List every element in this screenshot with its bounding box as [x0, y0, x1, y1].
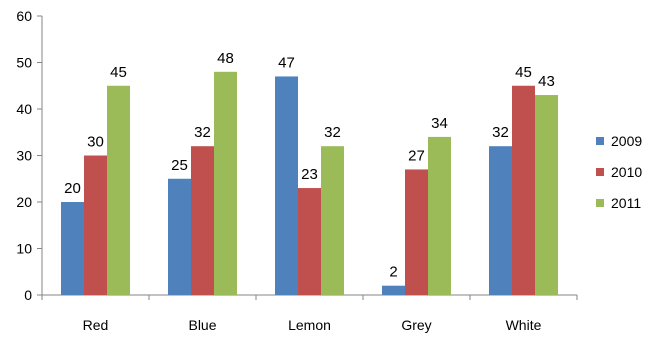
bar-value-label: 45	[515, 64, 532, 81]
bar	[298, 188, 321, 295]
legend: 2009 2010 2011	[596, 133, 642, 211]
x-tick-label: Red	[83, 317, 109, 333]
bar-value-label: 34	[431, 115, 448, 132]
bar-value-label: 48	[217, 50, 234, 67]
bar-value-label: 32	[194, 124, 211, 141]
bar	[107, 85, 130, 295]
legend-swatch	[596, 137, 604, 145]
bar	[535, 95, 558, 295]
legend-swatch	[596, 168, 604, 176]
y-tick-label: 10	[16, 241, 32, 257]
legend-swatch	[596, 199, 604, 207]
bar	[512, 85, 535, 295]
legend-label: 2011	[611, 195, 641, 211]
bar-value-label: 45	[110, 64, 127, 81]
y-tick-label: 20	[16, 194, 32, 210]
axes: 0 10 20 30 40 50 60 Red Blue Lemon Grey White	[16, 8, 578, 333]
bar	[321, 146, 344, 295]
bar-value-label: 47	[278, 54, 295, 71]
bar	[275, 76, 298, 295]
bar-value-label: 30	[87, 134, 104, 151]
y-tick-label: 50	[16, 55, 32, 71]
bar-value-label: 25	[171, 157, 188, 174]
bar	[382, 285, 405, 295]
x-tick-label: White	[506, 317, 542, 333]
bar	[168, 178, 191, 295]
bar	[489, 146, 512, 295]
bar-value-label: 43	[538, 73, 555, 90]
data-labels: 20 30 45 25 32 48 47 23 32 2 27 34 32 45 43	[64, 50, 555, 281]
bar-value-label: 2	[389, 264, 397, 281]
x-tick-label: Lemon	[288, 317, 331, 333]
bar	[405, 169, 428, 295]
x-tick-label: Blue	[188, 317, 216, 333]
bar-value-label: 27	[408, 147, 425, 164]
bar-value-label: 20	[64, 180, 81, 197]
bar-value-label: 32	[492, 124, 509, 141]
y-tick-label: 40	[16, 101, 32, 117]
bar	[191, 146, 214, 295]
bar	[214, 71, 237, 295]
bar	[84, 155, 107, 295]
legend-label: 2010	[611, 164, 642, 180]
bar-value-label: 23	[301, 166, 318, 183]
x-tick-label: Grey	[401, 317, 431, 333]
y-tick-label: 0	[24, 287, 32, 303]
bars	[61, 71, 558, 295]
y-tick-label: 60	[16, 8, 32, 24]
bar	[61, 202, 84, 295]
y-tick-label: 30	[16, 148, 32, 164]
bar-value-label: 32	[324, 124, 341, 141]
bar	[428, 136, 451, 295]
legend-label: 2009	[611, 133, 642, 149]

....

Exercise task:
Rewrite the data above with every "Lemon" changed to "Yellow" and nothing else altered, and leave out the picture.

Result of the task:
List every element in this screenshot with its bounding box as [x0, y0, x1, y1].
bar-value-label: 45	[515, 64, 532, 81]
bar	[298, 188, 321, 295]
legend: 2009 2010 2011	[596, 133, 642, 211]
x-tick-label: Red	[83, 317, 109, 333]
bar-value-label: 34	[431, 115, 448, 132]
bar-value-label: 48	[217, 50, 234, 67]
bar-value-label: 32	[194, 124, 211, 141]
bar	[107, 85, 130, 295]
legend-swatch	[596, 137, 604, 145]
bar	[535, 95, 558, 295]
legend-swatch	[596, 168, 604, 176]
y-tick-label: 10	[16, 241, 32, 257]
legend-swatch	[596, 199, 604, 207]
bar	[512, 85, 535, 295]
legend-label: 2011	[611, 195, 641, 211]
bar-value-label: 45	[110, 64, 127, 81]
y-tick-label: 20	[16, 194, 32, 210]
axes: 0 10 20 30 40 50 60 Red Blue Yellow Grey White	[16, 8, 578, 333]
bar	[321, 146, 344, 295]
bar-value-label: 47	[278, 54, 295, 71]
bar	[275, 76, 298, 295]
bar-value-label: 30	[87, 134, 104, 151]
y-tick-label: 50	[16, 55, 32, 71]
bar-value-label: 25	[171, 157, 188, 174]
bar	[382, 285, 405, 295]
x-tick-label: White	[506, 317, 542, 333]
bar	[168, 178, 191, 295]
bar	[489, 146, 512, 295]
bar-value-label: 43	[538, 73, 555, 90]
data-labels: 20 30 45 25 32 48 47 23 32 2 27 34 32 45 43	[64, 50, 555, 281]
bar-value-label: 2	[389, 264, 397, 281]
x-tick-label: Yellow	[288, 317, 331, 333]
bar	[405, 169, 428, 295]
x-tick-label: Blue	[188, 317, 216, 333]
bar-value-label: 27	[408, 147, 425, 164]
bar-value-label: 20	[64, 180, 81, 197]
bar-value-label: 32	[492, 124, 509, 141]
y-tick-label: 40	[16, 101, 32, 117]
bar	[191, 146, 214, 295]
bar	[214, 71, 237, 295]
bar	[84, 155, 107, 295]
legend-label: 2010	[611, 164, 642, 180]
bar-value-label: 23	[301, 166, 318, 183]
x-tick-label: Grey	[401, 317, 431, 333]
y-tick-label: 0	[24, 287, 32, 303]
bars	[61, 71, 558, 295]
y-tick-label: 60	[16, 8, 32, 24]
bar	[61, 202, 84, 295]
y-tick-label: 30	[16, 148, 32, 164]
bar-value-label: 32	[324, 124, 341, 141]
bar	[428, 136, 451, 295]
legend-label: 2009	[611, 133, 642, 149]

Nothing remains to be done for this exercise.